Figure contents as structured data
--------

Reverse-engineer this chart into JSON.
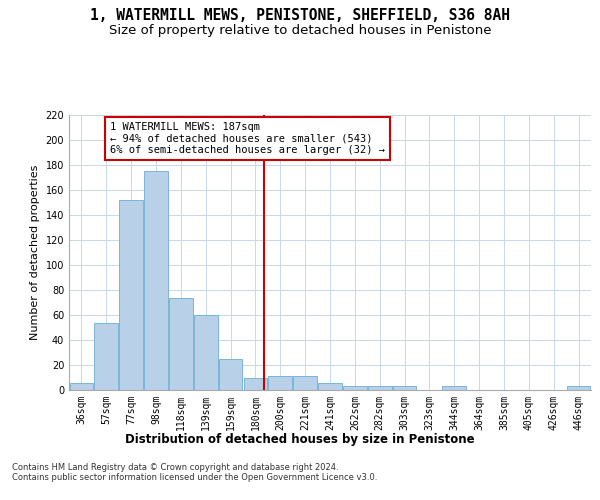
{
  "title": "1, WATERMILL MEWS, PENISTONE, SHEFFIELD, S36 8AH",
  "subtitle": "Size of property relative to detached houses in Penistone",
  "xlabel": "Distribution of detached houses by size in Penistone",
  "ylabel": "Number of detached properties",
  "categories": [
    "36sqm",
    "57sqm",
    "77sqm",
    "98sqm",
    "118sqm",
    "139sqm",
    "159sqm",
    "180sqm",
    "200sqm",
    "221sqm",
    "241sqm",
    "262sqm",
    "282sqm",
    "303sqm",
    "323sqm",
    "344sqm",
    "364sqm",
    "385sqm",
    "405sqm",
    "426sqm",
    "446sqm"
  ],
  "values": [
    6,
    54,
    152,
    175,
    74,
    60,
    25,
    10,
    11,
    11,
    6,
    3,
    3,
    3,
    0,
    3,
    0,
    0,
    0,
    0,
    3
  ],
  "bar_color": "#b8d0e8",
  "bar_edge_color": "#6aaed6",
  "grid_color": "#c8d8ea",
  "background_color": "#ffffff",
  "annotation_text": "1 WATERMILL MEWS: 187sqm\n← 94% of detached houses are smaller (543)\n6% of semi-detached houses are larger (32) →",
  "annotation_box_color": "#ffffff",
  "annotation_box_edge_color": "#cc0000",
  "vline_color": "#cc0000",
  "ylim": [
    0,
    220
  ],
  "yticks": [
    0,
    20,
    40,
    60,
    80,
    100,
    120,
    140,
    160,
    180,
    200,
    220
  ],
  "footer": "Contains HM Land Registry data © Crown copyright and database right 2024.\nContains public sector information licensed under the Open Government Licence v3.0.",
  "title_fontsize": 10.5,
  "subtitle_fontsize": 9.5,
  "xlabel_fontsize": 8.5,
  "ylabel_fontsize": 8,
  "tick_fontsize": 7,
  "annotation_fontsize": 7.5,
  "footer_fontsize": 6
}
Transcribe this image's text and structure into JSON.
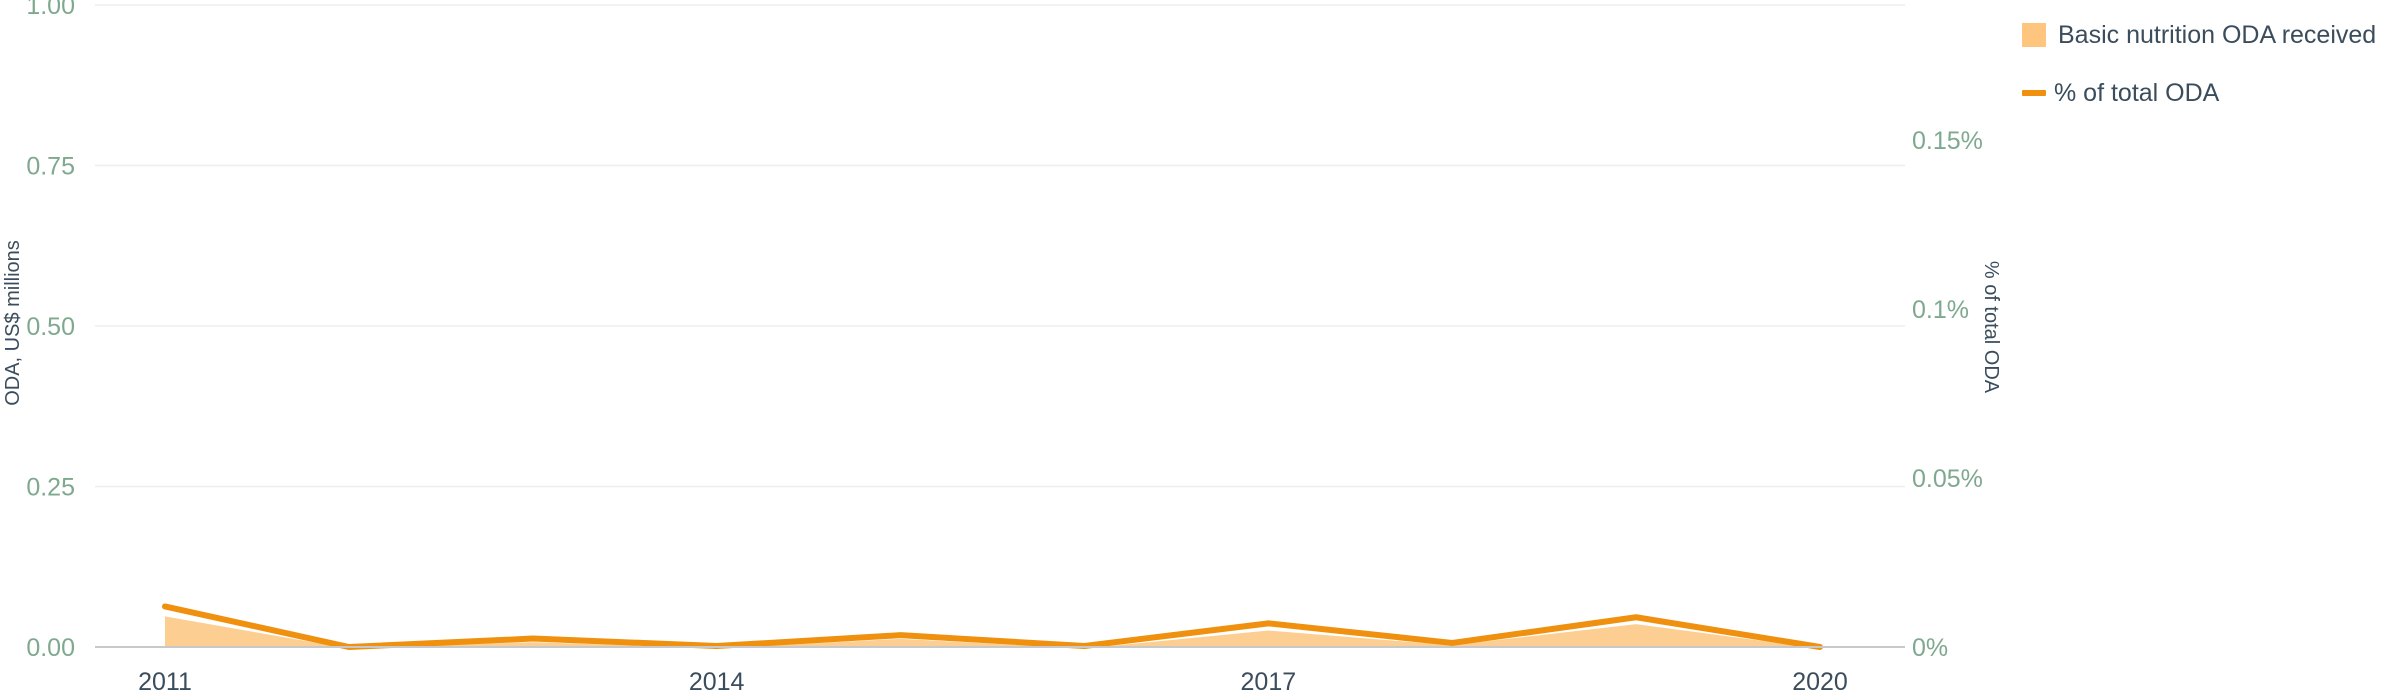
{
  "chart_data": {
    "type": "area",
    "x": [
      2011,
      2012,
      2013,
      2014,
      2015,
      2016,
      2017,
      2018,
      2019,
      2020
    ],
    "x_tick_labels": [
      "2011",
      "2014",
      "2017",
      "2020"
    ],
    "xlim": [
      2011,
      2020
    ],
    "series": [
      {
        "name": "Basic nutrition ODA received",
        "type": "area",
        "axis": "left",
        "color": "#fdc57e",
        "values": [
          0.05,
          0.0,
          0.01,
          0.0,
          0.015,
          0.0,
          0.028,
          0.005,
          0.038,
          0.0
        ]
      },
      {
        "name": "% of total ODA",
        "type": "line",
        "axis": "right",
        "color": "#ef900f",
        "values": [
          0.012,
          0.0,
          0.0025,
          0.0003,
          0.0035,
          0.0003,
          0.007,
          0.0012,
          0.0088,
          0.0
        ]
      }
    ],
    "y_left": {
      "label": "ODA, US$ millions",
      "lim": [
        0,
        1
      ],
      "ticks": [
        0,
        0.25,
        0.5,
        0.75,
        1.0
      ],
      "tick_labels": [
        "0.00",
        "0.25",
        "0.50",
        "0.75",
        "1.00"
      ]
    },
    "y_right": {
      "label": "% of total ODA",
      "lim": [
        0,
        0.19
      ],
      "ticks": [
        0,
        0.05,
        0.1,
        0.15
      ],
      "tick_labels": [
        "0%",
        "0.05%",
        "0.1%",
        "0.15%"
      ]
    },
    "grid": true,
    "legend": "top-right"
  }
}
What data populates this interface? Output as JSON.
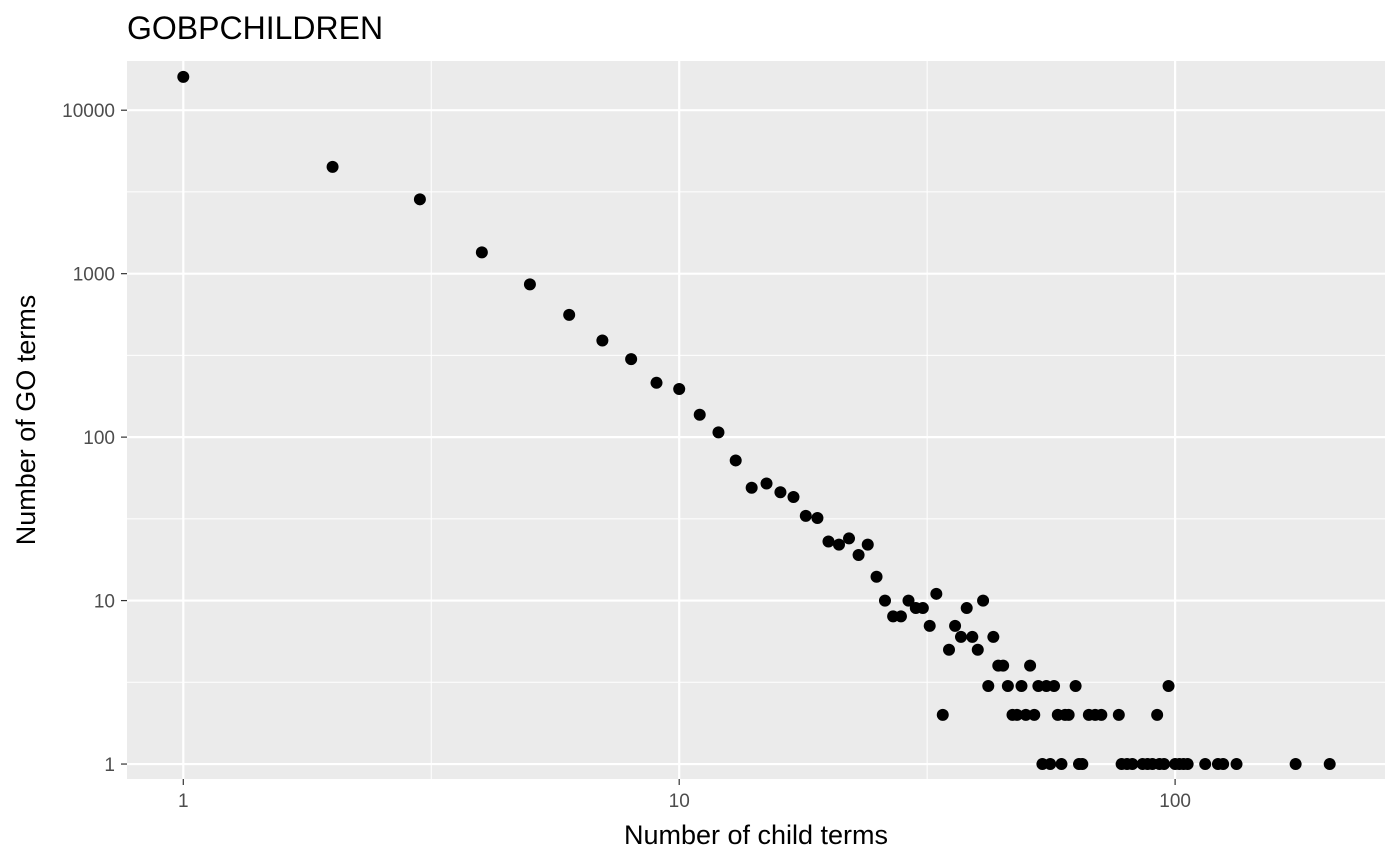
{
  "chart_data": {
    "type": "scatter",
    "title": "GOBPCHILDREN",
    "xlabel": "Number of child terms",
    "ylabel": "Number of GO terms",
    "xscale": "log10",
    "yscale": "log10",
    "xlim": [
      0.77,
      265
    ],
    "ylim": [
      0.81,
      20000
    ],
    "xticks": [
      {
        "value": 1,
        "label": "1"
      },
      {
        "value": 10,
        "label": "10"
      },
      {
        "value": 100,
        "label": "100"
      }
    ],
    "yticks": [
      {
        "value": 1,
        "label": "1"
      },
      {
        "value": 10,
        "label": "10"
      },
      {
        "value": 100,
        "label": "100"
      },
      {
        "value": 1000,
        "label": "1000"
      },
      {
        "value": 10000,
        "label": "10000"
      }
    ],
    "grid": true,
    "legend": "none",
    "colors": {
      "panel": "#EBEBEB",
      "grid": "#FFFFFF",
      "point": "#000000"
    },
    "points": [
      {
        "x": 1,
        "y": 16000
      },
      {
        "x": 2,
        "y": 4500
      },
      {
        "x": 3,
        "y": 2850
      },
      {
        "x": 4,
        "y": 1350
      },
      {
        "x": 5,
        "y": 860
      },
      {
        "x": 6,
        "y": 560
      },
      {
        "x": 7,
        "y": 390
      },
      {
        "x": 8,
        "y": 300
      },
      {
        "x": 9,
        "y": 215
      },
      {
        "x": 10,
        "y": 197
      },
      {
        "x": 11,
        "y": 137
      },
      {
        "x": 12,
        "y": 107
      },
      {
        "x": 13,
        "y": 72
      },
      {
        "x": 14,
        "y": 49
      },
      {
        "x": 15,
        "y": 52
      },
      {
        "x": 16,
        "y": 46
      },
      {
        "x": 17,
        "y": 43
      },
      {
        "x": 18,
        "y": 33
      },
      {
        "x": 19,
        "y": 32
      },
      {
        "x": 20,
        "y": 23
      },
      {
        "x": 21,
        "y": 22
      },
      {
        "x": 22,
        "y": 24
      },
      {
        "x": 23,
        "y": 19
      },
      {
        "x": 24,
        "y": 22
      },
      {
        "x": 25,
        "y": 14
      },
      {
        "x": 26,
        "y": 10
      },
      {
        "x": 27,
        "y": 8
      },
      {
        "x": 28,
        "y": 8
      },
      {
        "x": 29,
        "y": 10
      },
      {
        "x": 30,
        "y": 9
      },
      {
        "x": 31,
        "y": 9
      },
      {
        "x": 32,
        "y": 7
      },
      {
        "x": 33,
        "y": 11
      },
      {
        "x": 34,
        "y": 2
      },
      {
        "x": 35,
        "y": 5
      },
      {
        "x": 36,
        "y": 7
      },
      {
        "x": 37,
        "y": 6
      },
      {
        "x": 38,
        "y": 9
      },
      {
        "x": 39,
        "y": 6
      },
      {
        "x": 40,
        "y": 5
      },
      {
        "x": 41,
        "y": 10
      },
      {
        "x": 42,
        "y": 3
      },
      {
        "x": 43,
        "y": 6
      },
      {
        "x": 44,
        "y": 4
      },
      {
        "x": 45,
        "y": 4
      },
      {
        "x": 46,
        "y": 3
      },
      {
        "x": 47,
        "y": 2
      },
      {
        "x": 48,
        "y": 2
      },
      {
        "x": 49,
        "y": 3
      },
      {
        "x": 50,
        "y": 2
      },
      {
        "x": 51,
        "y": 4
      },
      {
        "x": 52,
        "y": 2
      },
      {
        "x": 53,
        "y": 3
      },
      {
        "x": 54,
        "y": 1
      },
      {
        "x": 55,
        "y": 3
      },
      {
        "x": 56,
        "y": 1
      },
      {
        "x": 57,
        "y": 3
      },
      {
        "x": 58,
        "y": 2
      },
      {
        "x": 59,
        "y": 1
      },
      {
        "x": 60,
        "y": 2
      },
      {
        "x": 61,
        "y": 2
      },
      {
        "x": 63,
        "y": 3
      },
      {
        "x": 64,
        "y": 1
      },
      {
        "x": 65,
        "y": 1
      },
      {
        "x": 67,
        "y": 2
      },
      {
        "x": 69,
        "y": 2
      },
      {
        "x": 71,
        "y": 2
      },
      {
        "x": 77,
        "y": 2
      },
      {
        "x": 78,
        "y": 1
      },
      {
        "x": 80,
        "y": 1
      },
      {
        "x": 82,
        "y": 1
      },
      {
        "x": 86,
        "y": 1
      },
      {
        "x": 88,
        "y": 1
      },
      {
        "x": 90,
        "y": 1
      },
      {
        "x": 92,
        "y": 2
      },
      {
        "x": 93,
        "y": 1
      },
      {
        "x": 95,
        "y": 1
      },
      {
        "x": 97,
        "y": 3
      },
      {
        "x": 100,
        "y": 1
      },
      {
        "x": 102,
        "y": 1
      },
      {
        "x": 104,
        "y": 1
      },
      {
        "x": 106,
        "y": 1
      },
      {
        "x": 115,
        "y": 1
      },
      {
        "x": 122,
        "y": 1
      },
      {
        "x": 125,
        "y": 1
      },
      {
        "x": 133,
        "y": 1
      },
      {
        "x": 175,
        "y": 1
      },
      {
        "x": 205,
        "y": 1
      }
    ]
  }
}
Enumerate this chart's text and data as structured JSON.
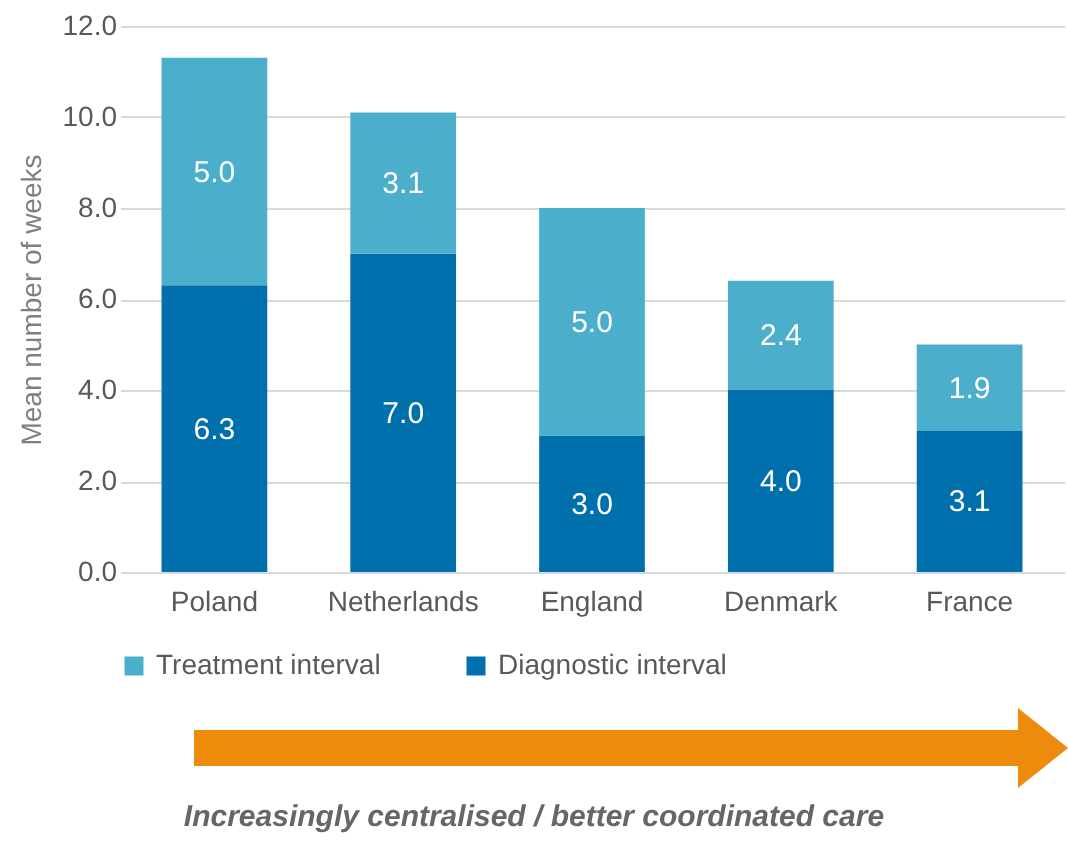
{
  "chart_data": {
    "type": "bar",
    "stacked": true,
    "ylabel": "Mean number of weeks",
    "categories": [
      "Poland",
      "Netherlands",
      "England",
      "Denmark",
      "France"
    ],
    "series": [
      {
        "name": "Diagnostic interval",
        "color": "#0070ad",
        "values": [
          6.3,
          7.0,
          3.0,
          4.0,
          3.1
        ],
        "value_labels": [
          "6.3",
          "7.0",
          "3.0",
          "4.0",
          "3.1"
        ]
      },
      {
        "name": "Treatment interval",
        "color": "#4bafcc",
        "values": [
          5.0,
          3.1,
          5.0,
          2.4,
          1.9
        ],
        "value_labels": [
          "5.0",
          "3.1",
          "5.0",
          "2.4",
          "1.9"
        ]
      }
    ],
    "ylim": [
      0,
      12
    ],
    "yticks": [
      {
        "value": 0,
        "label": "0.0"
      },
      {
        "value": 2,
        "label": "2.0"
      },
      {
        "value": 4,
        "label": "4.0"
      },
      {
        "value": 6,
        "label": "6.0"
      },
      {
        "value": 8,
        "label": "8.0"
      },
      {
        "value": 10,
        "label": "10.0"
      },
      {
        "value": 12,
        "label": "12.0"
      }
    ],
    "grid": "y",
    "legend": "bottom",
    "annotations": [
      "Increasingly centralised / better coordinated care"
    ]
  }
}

--------

Written instruction: Where a line above contains the word "terms", copy that line.

Solution:
    "xlabel": "Number of child terms",
    "ylabel": "Number of GO terms",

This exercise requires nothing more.